RECORD EXCERPTS
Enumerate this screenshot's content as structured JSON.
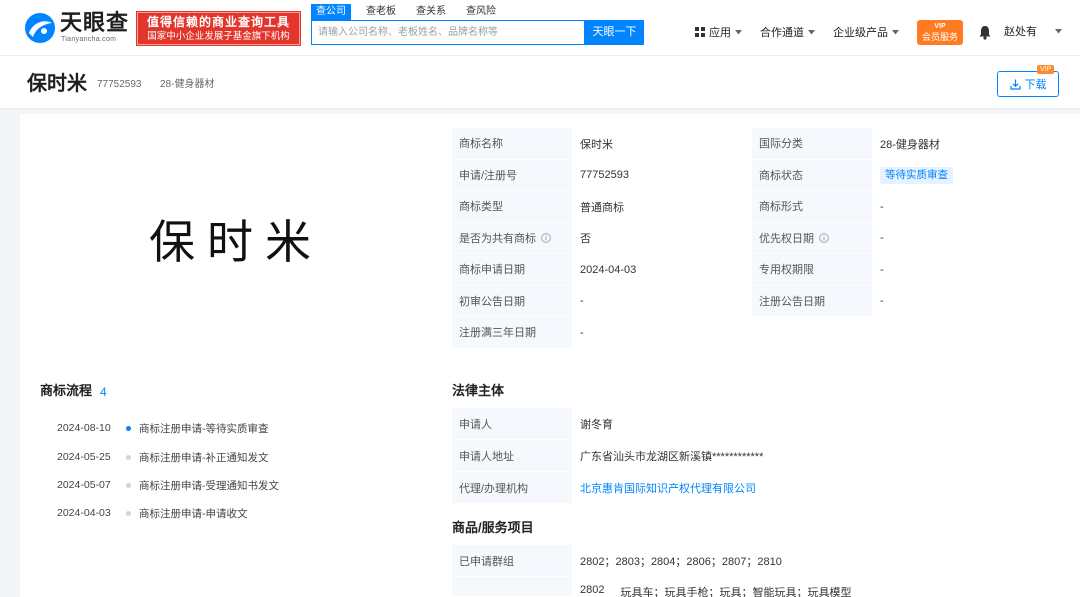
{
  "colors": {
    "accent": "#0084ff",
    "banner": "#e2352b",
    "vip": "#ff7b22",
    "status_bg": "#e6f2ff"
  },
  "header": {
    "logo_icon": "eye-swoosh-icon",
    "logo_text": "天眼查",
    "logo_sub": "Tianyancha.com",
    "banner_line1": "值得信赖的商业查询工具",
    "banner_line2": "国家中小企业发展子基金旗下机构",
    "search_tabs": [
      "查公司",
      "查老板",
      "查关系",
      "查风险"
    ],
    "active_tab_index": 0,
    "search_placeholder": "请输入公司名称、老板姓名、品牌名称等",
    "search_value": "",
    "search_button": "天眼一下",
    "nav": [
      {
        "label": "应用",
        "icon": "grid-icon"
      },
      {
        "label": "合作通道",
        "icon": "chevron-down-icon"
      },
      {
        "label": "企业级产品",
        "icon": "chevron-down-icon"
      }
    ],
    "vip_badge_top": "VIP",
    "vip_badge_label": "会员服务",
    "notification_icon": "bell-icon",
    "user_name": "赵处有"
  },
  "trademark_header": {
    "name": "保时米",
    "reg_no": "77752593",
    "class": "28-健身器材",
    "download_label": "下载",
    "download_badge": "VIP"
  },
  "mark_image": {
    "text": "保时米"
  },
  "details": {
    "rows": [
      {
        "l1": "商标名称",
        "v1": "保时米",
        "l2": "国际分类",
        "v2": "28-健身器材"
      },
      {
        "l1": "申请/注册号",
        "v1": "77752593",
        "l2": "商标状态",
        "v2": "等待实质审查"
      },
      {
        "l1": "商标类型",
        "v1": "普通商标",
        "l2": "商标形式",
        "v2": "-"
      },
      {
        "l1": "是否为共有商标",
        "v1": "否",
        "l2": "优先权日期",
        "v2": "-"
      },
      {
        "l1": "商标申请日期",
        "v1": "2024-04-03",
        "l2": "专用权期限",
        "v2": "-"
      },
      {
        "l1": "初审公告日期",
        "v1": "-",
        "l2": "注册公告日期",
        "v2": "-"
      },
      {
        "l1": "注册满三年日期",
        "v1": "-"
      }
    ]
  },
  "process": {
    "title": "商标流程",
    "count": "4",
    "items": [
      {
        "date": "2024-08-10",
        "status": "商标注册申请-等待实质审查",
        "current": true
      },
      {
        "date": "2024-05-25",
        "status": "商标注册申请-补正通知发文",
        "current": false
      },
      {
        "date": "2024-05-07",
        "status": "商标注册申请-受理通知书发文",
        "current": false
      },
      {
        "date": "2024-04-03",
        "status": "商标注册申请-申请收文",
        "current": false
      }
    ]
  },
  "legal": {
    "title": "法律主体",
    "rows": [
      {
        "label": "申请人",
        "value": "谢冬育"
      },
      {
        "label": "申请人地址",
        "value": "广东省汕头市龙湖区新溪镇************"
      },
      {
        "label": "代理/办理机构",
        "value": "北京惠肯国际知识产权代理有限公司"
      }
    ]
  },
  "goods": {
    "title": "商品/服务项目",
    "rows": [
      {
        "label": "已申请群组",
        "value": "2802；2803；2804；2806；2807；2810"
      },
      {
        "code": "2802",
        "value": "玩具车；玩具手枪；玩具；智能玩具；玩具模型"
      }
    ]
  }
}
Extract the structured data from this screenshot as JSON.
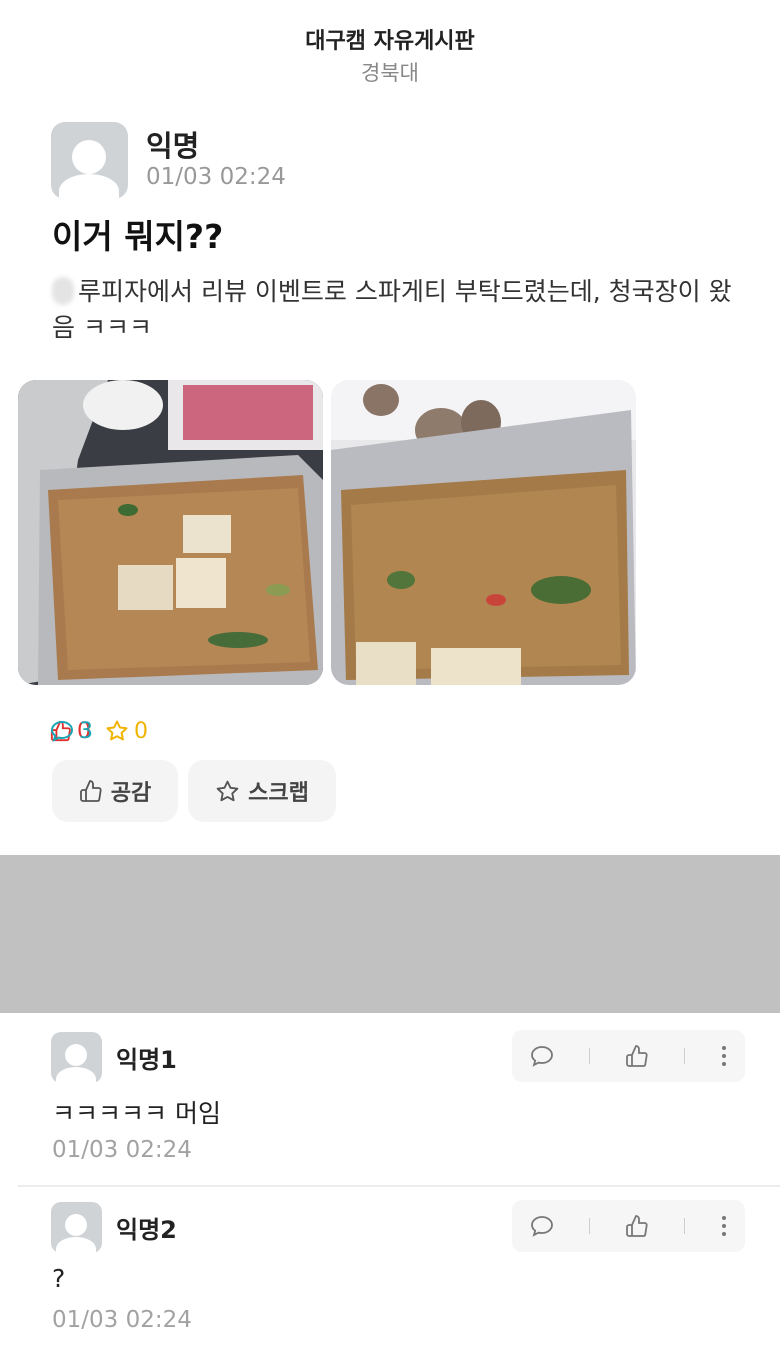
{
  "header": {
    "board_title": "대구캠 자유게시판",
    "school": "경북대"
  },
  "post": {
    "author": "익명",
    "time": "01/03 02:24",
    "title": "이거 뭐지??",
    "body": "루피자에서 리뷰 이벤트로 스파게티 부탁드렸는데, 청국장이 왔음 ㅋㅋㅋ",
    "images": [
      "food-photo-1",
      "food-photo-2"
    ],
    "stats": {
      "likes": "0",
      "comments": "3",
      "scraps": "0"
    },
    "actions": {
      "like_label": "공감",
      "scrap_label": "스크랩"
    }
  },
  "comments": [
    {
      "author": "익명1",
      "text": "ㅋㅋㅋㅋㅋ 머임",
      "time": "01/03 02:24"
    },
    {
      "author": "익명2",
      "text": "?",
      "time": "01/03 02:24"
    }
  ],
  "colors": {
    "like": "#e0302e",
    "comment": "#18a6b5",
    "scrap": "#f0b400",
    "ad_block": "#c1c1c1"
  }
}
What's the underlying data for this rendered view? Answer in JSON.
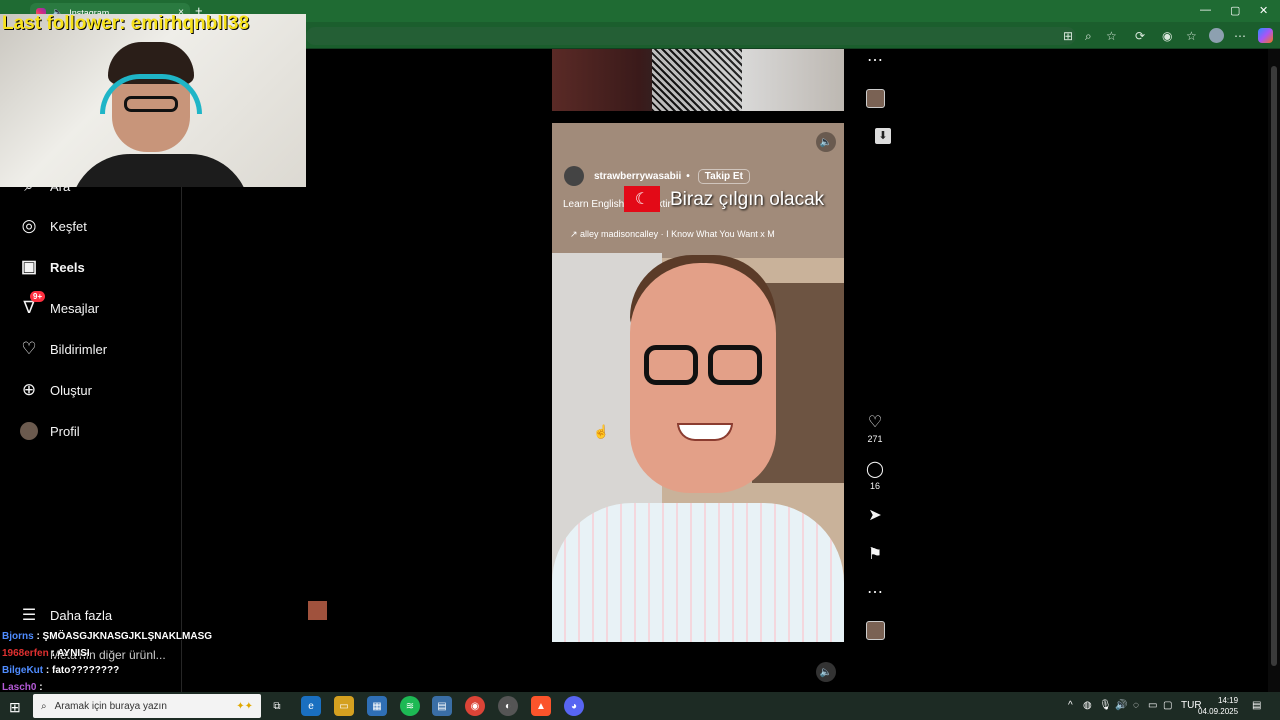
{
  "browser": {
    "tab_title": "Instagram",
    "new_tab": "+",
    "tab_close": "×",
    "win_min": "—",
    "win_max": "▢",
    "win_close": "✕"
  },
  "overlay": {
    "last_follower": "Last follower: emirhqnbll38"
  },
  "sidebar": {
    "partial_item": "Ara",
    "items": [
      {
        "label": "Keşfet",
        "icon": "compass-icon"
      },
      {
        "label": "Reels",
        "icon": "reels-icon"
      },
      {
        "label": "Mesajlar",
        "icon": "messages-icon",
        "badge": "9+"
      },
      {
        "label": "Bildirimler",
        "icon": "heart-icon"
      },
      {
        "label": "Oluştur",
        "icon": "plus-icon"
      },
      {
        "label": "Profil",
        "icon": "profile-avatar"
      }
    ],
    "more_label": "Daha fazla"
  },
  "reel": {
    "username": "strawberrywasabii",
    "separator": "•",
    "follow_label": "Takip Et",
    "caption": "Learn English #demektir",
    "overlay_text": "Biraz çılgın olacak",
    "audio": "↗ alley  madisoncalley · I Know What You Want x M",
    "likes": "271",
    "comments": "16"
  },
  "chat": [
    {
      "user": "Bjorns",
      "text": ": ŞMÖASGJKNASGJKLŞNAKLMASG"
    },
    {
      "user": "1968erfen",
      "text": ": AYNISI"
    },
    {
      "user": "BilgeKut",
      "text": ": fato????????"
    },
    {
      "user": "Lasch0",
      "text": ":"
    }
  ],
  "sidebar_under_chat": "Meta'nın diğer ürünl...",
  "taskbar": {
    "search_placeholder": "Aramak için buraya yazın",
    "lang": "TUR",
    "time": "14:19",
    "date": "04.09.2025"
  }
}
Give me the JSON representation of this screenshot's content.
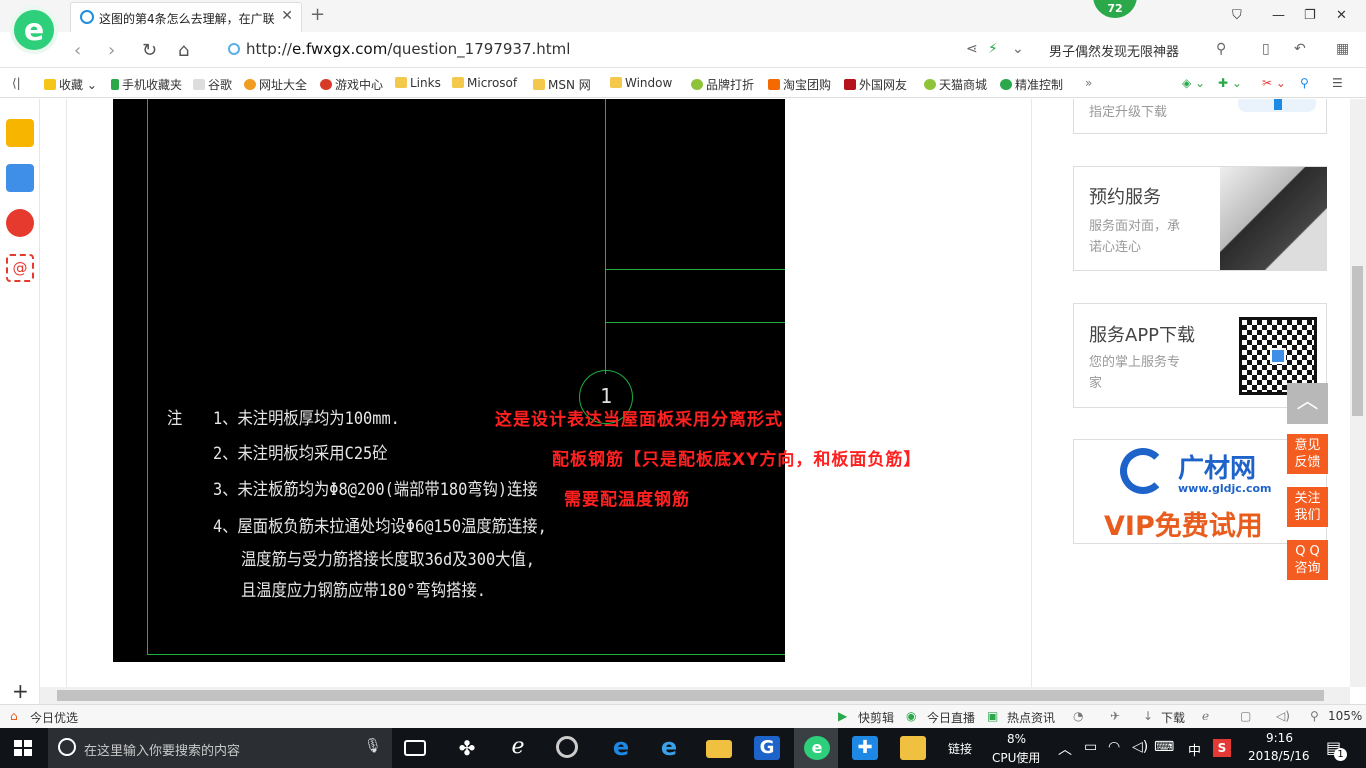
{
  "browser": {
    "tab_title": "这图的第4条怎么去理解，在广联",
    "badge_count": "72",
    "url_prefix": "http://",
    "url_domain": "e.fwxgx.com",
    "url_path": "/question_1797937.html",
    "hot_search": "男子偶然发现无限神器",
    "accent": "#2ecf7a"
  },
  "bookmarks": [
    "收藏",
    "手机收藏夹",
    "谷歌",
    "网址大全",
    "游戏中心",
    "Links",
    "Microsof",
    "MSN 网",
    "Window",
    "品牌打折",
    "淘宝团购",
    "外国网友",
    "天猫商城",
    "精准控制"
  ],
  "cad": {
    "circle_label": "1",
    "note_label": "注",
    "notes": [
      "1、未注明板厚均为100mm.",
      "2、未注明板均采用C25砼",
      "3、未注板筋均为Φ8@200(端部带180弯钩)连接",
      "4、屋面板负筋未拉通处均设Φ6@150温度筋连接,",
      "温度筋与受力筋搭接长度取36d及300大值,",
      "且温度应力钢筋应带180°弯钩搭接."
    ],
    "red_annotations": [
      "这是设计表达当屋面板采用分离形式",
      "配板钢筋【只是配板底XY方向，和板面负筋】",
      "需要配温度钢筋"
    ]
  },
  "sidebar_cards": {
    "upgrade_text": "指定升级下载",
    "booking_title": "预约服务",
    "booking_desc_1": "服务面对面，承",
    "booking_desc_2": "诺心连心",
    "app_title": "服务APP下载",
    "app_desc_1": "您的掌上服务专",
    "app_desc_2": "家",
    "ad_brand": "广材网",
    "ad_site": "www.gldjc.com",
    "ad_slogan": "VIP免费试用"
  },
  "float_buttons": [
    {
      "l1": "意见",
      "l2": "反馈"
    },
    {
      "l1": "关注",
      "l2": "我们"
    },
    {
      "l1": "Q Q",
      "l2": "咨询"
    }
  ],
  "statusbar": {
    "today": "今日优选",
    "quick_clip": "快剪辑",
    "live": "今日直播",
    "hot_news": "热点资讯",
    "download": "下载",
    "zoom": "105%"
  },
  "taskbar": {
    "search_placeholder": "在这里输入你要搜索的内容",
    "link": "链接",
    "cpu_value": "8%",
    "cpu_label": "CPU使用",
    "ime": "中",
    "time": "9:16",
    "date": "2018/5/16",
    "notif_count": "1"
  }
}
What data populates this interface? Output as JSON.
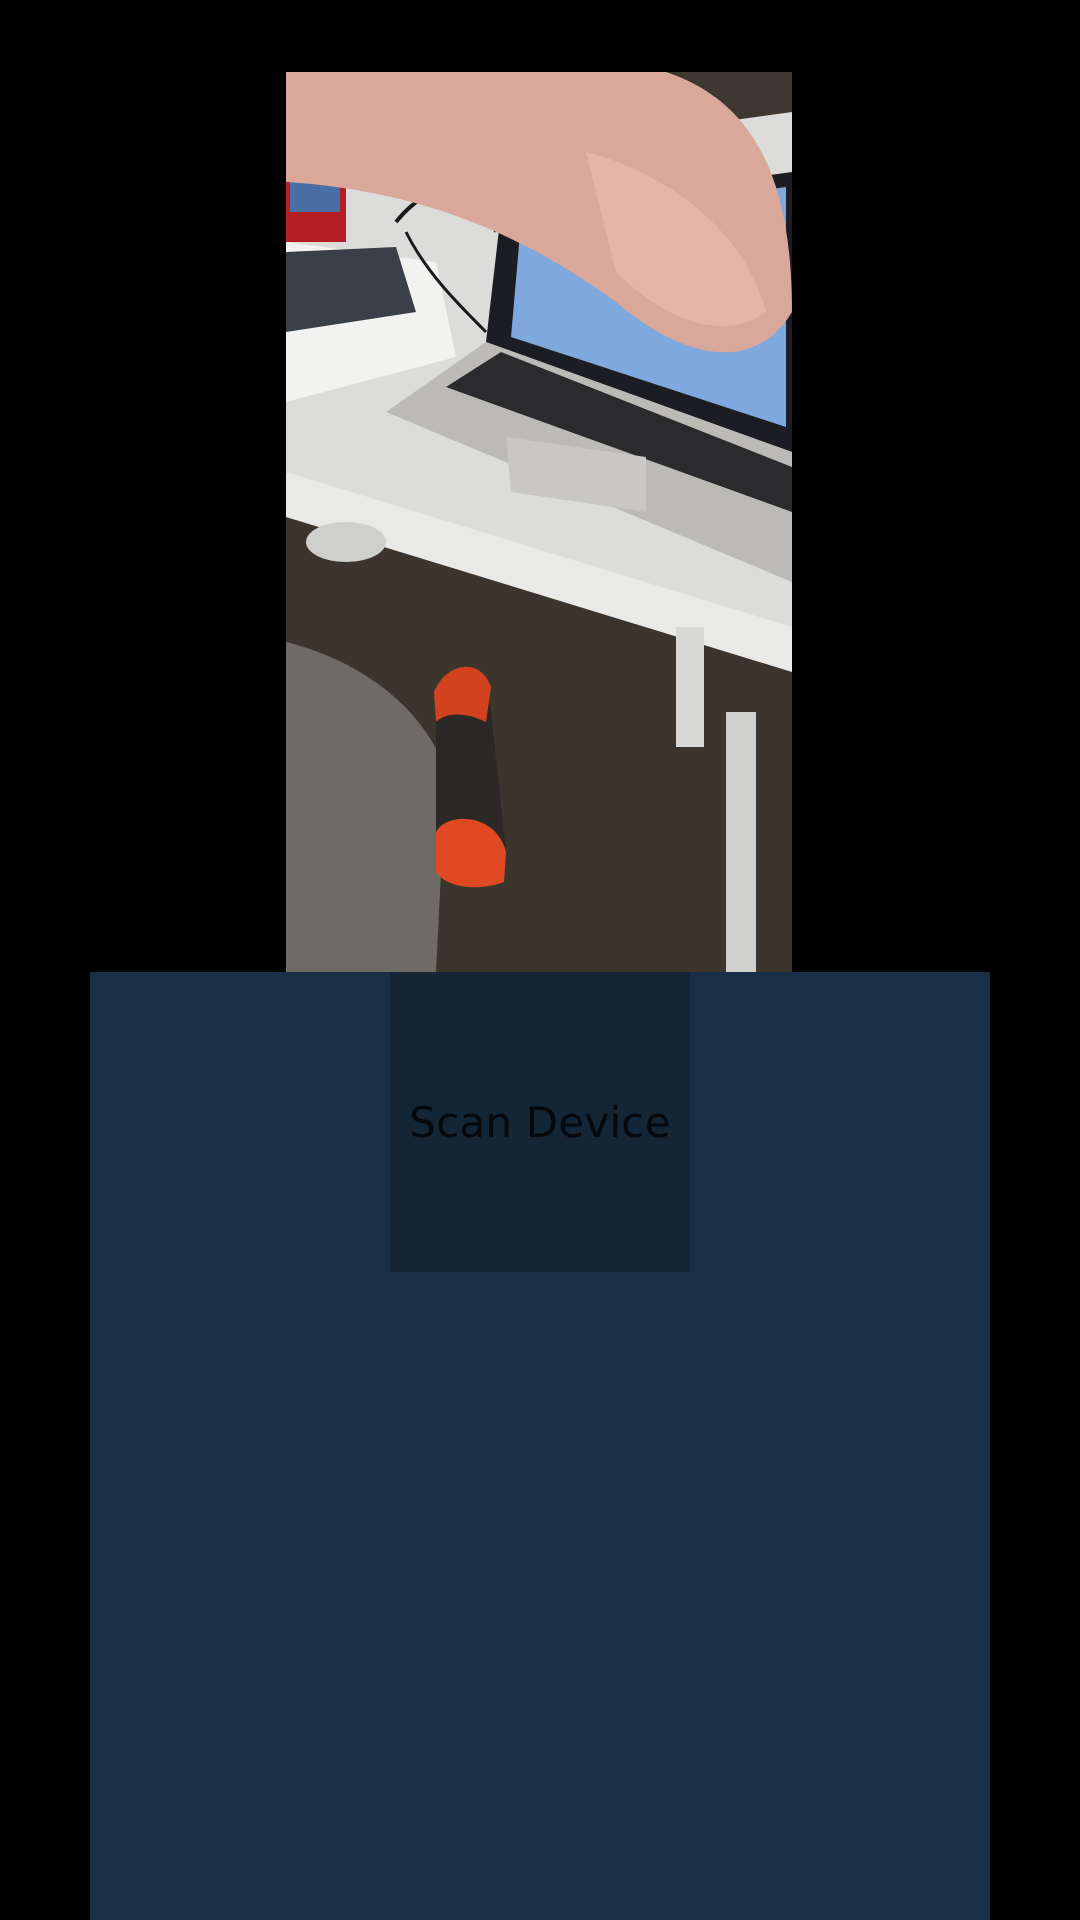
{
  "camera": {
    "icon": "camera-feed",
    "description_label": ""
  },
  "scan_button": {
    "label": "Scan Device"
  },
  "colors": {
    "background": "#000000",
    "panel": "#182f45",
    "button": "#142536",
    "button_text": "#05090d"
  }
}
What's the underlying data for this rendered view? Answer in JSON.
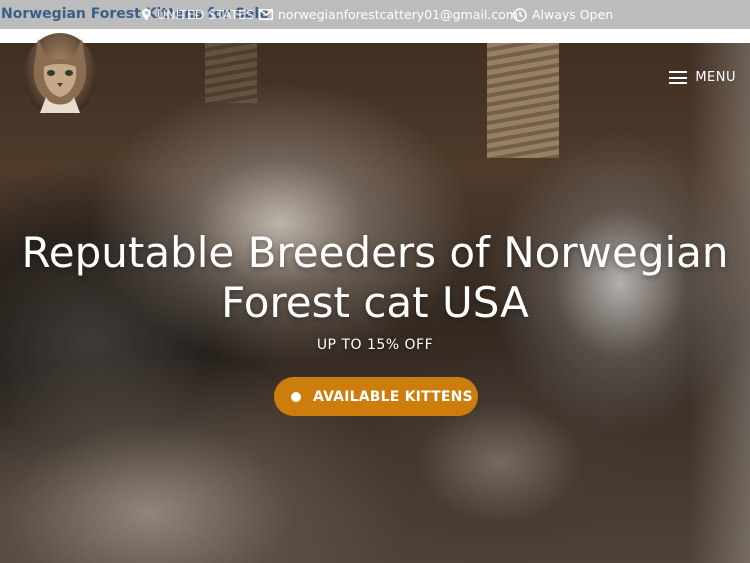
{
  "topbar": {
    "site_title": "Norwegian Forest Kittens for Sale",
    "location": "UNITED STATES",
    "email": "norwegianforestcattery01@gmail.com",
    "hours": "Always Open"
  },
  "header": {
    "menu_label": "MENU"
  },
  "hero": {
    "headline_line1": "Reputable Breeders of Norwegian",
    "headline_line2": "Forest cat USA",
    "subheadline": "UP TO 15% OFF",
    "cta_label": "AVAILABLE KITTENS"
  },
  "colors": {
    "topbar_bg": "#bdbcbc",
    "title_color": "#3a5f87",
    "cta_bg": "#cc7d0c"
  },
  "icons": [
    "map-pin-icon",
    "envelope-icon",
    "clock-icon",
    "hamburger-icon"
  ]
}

TASK
Show all lines in the entries above where the string "What" appears.

TASK ANSWER
What's the underlying data for this rendered view? Answer in JSON.
    "audio": "↗ alley  madisoncalley · I Know What You Want x M",
What data populates this interface? Output as JSON.
What's the underlying data for this rendered view? Answer in JSON.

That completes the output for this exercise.